• Task material:
- - - - - - -

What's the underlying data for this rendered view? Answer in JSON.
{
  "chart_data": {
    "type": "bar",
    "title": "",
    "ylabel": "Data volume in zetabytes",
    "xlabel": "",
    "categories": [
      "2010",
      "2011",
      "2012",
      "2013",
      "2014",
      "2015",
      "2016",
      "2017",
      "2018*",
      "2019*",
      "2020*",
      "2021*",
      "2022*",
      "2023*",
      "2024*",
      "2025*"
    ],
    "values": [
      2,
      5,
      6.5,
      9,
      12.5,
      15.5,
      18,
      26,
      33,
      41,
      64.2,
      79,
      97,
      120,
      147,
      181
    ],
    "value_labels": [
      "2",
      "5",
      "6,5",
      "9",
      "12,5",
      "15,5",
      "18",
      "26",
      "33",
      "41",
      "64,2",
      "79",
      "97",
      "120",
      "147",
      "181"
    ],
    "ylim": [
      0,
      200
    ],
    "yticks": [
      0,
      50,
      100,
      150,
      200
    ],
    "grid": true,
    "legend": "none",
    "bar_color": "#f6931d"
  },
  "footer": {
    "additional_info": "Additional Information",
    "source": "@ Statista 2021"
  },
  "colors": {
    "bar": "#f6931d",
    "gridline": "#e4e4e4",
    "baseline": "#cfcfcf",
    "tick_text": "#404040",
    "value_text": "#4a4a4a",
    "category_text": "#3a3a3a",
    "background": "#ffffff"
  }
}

- - - - - - -

Set down the listing in full, keeping every word exactly as it is.

What's the underlying data for this rendered view? Answer in JSON.
{
  "chart_data": {
    "type": "bar",
    "title": "",
    "ylabel": "Data volume in zetabytes",
    "xlabel": "",
    "categories": [
      "2010",
      "2011",
      "2012",
      "2013",
      "2014",
      "2015",
      "2016",
      "2017",
      "2018*",
      "2019*",
      "2020*",
      "2021*",
      "2022*",
      "2023*",
      "2024*",
      "2025*"
    ],
    "values": [
      2,
      5,
      6.5,
      9,
      12.5,
      15.5,
      18,
      26,
      33,
      41,
      64.2,
      79,
      97,
      120,
      147,
      181
    ],
    "value_labels": [
      "2",
      "5",
      "6,5",
      "9",
      "12,5",
      "15,5",
      "18",
      "26",
      "33",
      "41",
      "64,2",
      "79",
      "97",
      "120",
      "147",
      "181"
    ],
    "ylim": [
      0,
      200
    ],
    "yticks": [
      0,
      50,
      100,
      150,
      200
    ],
    "grid": true,
    "legend": "none",
    "bar_color": "#f6931d"
  },
  "footer": {
    "additional_info": "Additional Information",
    "source": "@ Statista 2021"
  },
  "colors": {
    "bar": "#f6931d",
    "gridline": "#e4e4e4",
    "baseline": "#cfcfcf",
    "tick_text": "#404040",
    "value_text": "#4a4a4a",
    "category_text": "#3a3a3a",
    "background": "#ffffff"
  }
}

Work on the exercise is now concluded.